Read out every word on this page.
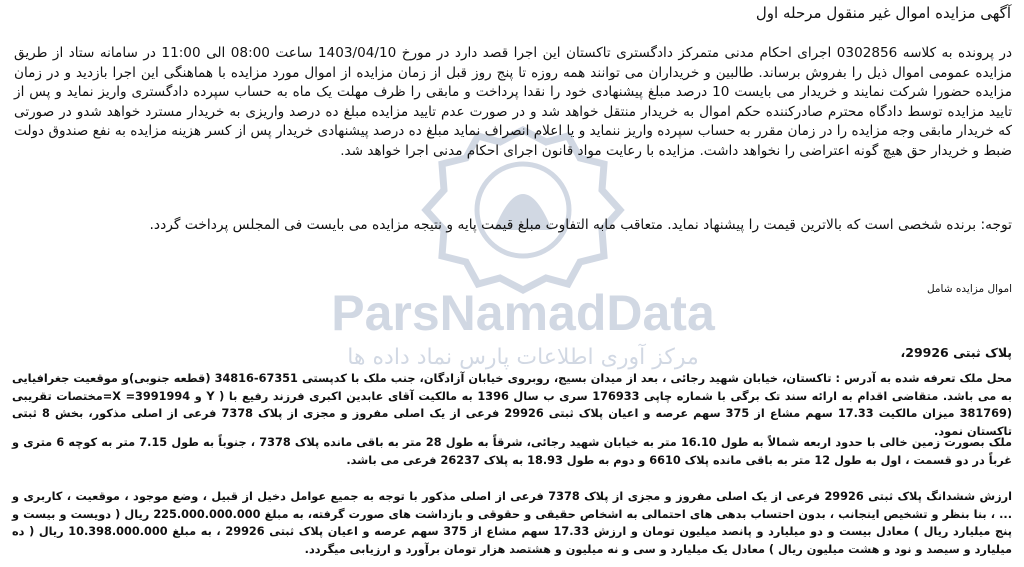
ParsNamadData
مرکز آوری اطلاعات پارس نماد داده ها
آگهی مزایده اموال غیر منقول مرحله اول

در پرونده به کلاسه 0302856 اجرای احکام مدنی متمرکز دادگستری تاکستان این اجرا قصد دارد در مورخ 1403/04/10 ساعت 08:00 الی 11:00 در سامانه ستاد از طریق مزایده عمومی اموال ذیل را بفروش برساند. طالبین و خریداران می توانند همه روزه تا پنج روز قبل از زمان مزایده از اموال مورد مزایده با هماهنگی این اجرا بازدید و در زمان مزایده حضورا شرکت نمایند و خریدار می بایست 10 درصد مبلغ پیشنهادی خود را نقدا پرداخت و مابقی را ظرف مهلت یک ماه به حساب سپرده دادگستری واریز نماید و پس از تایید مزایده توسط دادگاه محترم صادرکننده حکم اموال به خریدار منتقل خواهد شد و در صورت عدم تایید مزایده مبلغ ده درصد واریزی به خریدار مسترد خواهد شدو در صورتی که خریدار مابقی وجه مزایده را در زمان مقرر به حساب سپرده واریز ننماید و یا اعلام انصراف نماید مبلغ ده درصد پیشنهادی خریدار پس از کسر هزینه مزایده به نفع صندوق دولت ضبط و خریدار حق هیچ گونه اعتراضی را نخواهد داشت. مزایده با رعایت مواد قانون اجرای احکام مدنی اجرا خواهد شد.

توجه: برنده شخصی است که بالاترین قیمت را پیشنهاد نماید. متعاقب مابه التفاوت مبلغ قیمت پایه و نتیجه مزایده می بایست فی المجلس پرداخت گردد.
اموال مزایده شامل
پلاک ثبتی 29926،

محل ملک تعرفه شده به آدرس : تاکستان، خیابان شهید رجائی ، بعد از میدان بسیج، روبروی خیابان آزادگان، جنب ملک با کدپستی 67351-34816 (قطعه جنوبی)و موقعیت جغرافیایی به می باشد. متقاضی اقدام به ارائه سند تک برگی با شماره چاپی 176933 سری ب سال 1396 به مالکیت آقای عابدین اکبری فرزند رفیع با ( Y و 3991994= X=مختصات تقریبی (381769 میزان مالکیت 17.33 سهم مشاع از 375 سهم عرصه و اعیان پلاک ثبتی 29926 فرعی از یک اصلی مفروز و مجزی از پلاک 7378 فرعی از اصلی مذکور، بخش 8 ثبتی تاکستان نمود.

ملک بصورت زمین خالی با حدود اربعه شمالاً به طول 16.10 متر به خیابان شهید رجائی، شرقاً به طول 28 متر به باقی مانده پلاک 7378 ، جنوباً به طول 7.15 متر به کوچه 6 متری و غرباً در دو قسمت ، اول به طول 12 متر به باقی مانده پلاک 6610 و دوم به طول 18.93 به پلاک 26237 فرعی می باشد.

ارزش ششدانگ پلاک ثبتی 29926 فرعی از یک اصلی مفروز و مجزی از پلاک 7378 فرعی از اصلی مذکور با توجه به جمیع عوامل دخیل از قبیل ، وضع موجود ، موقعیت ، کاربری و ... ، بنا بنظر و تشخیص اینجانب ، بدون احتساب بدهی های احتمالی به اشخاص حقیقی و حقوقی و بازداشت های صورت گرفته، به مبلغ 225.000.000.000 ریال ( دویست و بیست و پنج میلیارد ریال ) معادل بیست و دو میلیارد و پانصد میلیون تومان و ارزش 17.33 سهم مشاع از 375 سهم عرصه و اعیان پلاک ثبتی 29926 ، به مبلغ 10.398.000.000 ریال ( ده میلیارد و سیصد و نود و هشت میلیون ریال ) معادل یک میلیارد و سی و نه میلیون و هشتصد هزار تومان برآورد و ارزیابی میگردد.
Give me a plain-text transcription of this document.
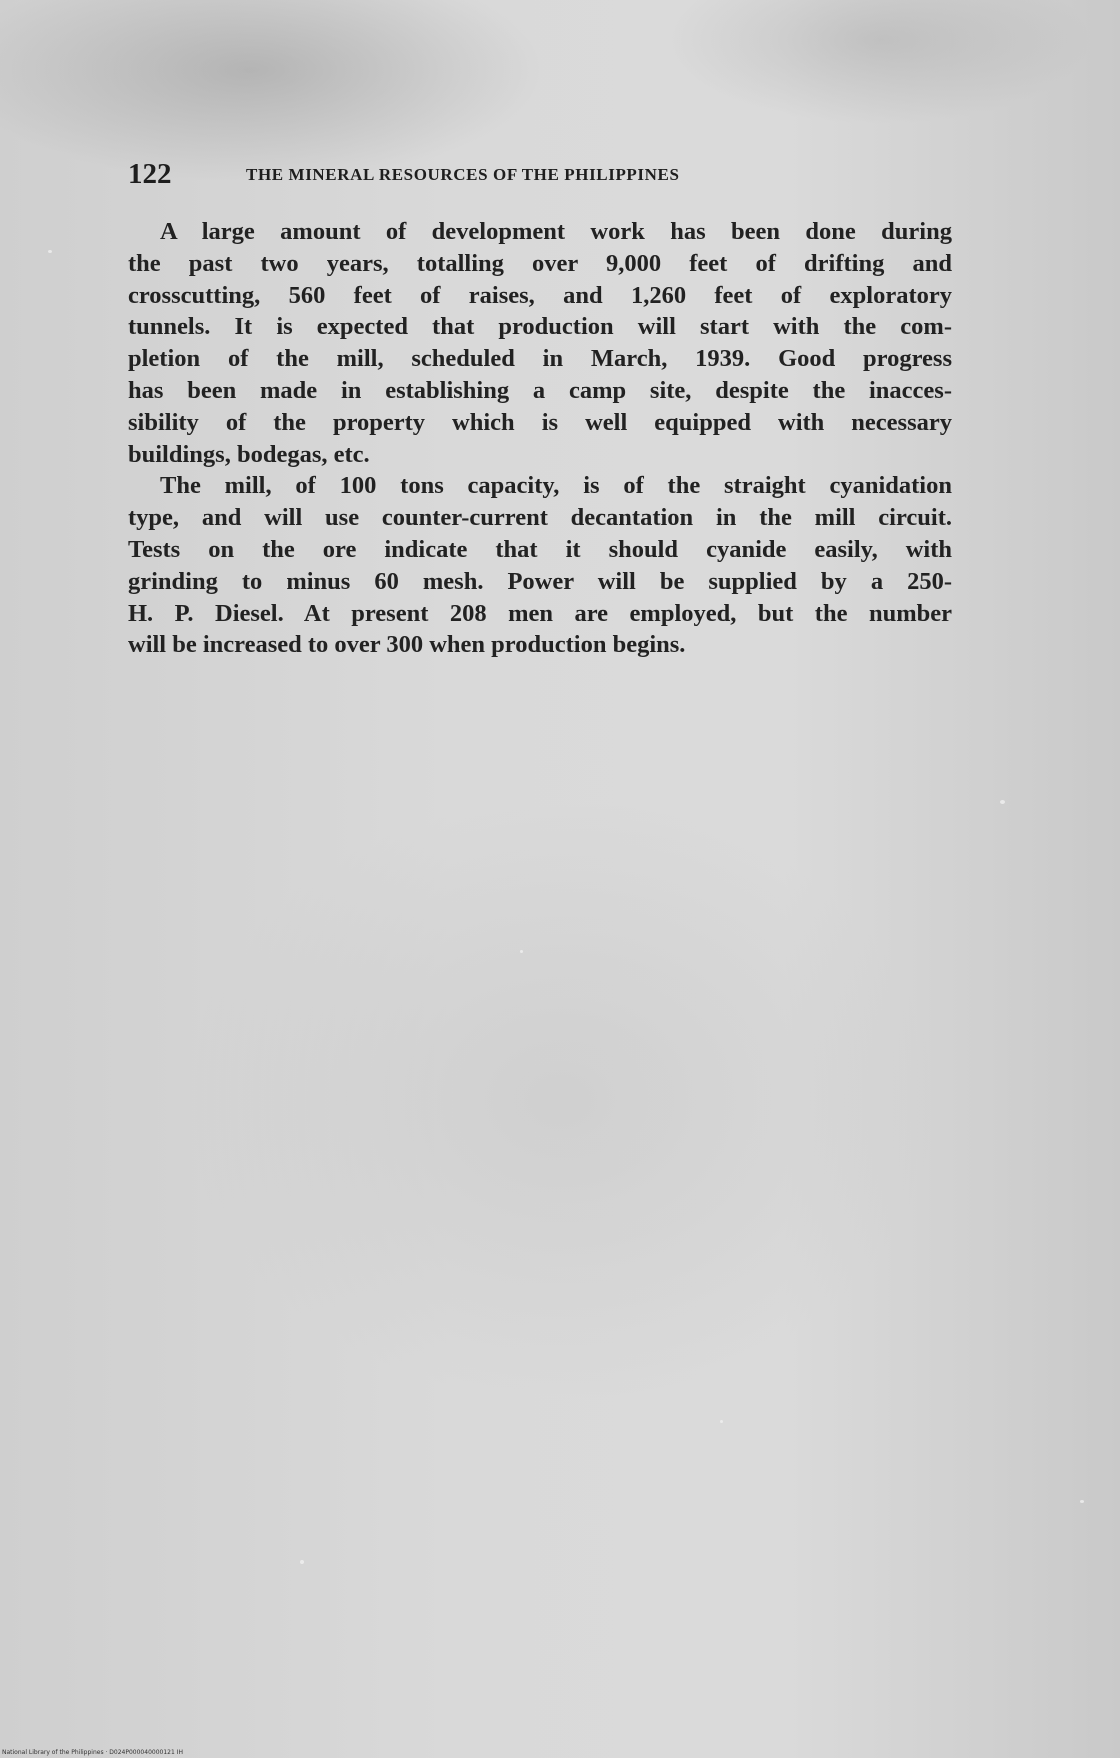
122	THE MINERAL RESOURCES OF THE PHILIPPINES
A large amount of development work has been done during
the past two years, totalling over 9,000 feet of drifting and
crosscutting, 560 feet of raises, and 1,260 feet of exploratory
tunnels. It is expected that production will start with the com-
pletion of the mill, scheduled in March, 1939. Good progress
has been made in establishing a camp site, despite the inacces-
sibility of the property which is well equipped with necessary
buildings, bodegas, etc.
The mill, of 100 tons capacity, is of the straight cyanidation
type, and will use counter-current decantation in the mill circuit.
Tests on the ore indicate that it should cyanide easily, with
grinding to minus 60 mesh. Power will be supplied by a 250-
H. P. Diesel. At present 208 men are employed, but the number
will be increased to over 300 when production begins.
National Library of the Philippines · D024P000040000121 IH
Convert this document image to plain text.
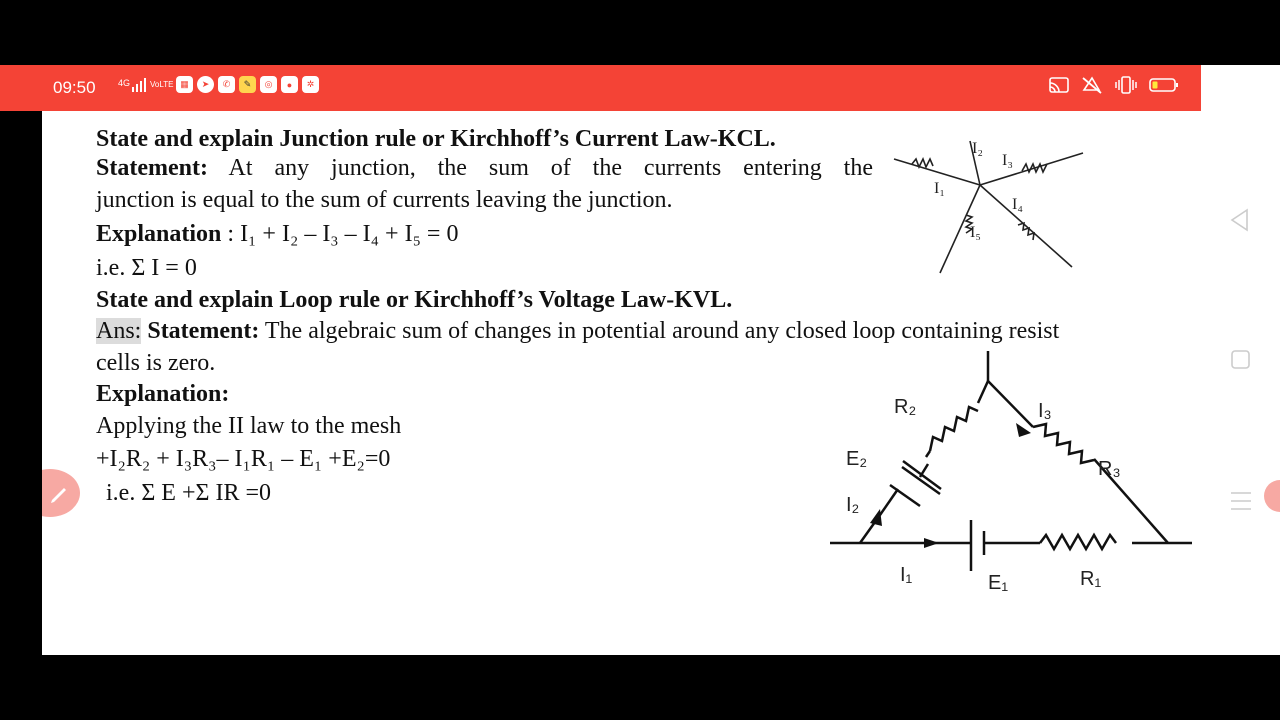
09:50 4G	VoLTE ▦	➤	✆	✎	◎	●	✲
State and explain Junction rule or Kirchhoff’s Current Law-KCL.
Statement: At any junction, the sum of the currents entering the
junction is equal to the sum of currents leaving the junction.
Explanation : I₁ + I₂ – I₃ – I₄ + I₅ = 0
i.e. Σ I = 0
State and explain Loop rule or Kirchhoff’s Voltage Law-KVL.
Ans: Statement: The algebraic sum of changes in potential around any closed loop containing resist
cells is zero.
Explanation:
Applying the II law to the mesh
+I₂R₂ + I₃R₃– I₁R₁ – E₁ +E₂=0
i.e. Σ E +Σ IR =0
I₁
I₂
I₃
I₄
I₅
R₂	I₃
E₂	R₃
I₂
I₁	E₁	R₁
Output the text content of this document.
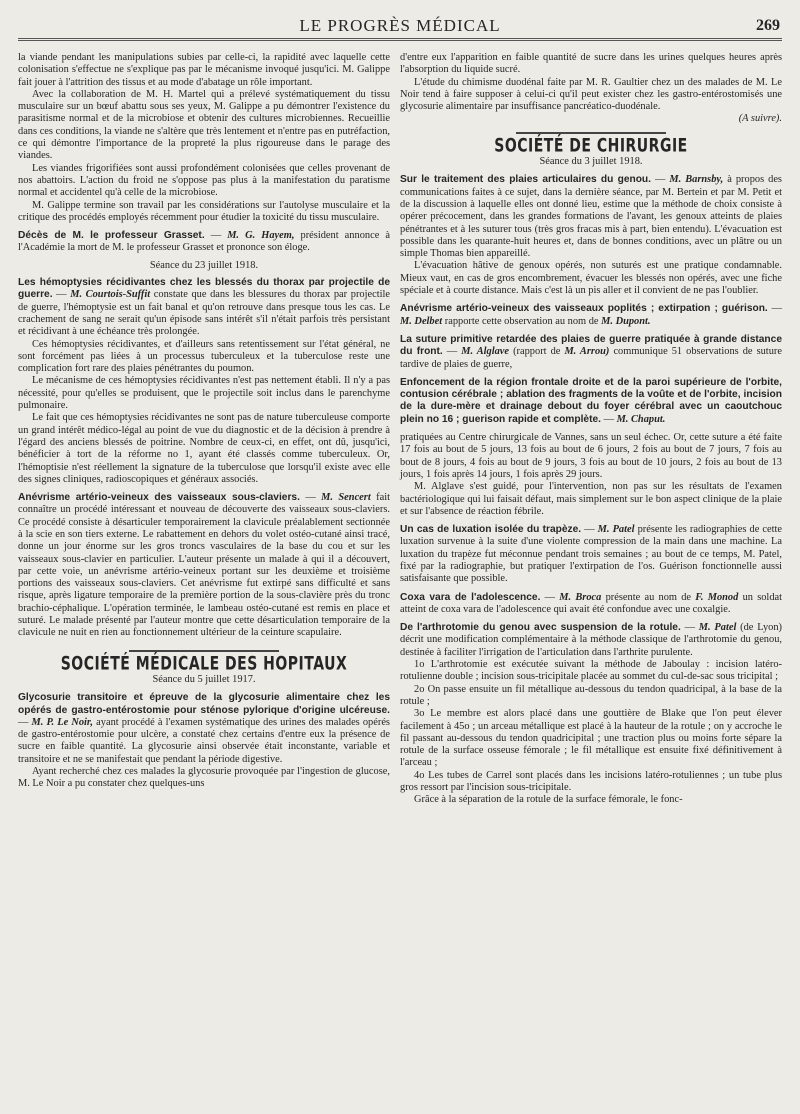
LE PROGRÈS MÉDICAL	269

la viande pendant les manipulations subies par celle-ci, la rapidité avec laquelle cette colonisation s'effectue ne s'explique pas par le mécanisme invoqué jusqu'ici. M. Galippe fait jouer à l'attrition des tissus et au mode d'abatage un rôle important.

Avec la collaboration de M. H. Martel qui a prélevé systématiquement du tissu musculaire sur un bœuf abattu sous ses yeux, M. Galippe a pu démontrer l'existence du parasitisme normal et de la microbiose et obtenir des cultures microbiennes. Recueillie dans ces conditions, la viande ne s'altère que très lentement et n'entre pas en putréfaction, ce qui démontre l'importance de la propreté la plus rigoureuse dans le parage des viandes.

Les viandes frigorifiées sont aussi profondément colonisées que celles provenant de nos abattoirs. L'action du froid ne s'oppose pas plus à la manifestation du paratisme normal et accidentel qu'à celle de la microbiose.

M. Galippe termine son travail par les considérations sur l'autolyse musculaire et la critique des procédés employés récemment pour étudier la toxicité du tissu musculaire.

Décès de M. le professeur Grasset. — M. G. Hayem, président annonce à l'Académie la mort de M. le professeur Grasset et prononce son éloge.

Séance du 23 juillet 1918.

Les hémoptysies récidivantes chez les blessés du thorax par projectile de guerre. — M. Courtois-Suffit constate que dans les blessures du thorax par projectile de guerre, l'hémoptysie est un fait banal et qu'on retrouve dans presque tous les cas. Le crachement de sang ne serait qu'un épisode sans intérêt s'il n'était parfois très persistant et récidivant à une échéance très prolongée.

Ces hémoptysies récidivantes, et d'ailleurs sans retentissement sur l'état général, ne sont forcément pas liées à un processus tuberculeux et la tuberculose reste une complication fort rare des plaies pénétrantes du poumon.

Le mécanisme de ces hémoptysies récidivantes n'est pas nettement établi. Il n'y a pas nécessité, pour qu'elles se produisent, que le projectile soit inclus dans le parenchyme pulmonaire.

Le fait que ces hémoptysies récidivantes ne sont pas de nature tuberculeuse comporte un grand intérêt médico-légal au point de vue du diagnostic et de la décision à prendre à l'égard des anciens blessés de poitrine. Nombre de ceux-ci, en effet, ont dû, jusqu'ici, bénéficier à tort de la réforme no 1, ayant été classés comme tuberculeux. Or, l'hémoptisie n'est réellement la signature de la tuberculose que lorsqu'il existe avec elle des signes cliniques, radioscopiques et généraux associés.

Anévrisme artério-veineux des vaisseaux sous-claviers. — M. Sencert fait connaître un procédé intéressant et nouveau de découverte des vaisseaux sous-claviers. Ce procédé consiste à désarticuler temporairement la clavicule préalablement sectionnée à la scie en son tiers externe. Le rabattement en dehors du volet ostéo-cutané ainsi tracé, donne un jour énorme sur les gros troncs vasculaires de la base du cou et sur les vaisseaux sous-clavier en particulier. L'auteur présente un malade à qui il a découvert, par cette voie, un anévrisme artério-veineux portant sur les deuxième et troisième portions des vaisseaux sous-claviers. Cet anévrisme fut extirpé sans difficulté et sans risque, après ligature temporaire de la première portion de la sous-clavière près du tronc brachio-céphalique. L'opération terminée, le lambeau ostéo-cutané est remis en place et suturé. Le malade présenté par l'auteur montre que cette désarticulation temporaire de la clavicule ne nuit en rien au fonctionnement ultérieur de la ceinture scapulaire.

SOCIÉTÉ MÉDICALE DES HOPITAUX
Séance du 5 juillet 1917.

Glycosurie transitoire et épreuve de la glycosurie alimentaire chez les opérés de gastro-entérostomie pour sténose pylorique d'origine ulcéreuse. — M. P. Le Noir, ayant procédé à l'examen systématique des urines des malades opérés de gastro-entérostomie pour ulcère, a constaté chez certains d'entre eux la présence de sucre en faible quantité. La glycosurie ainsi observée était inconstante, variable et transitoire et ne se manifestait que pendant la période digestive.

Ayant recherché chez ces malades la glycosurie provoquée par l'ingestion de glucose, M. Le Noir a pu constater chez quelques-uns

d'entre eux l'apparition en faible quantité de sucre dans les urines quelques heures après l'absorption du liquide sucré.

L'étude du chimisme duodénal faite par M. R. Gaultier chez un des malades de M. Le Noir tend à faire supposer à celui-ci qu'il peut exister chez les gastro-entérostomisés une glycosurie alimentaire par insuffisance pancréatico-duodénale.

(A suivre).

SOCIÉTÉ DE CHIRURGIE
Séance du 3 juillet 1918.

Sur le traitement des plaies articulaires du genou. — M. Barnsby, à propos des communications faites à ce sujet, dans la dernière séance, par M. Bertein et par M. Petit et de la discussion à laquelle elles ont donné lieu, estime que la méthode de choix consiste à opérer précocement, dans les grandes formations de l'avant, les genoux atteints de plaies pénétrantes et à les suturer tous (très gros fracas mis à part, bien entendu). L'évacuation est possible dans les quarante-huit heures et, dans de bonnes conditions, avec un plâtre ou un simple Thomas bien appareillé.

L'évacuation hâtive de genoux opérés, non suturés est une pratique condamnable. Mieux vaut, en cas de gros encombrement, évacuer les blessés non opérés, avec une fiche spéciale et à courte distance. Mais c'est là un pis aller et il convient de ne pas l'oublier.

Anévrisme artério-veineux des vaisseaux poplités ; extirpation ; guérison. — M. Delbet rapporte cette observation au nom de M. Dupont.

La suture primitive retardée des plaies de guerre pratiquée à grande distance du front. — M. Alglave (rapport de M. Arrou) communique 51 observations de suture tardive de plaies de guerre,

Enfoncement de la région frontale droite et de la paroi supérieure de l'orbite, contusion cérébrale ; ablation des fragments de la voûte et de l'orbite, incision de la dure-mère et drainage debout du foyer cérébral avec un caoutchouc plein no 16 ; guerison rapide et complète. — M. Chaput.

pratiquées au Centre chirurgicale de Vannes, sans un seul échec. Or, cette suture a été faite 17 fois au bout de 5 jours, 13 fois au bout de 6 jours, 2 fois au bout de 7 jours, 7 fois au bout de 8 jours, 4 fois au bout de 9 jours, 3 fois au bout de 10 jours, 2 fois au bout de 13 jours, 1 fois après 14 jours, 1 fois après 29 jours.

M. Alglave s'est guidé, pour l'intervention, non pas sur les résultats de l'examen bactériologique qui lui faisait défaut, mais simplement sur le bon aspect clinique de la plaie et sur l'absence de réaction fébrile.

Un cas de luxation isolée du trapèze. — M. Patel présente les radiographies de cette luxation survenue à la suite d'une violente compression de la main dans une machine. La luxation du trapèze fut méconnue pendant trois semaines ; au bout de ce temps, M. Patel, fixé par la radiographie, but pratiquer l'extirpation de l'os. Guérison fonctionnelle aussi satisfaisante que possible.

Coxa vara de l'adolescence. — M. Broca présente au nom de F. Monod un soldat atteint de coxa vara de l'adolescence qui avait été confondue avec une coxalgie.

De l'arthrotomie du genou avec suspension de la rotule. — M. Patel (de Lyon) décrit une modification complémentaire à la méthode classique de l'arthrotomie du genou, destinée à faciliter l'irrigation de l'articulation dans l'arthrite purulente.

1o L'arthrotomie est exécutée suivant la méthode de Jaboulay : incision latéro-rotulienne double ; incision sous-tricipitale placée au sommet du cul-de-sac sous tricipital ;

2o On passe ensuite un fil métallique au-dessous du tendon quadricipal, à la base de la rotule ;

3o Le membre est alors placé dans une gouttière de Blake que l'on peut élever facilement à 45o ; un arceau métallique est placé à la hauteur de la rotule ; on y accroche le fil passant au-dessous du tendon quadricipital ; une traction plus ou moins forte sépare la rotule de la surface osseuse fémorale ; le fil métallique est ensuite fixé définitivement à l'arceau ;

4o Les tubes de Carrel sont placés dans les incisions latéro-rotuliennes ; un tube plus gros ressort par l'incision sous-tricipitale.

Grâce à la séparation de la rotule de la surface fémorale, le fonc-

:::::

AIM:
Provide only the number of lines in the records containing the string "توجه".

TASK SOLUTION:
2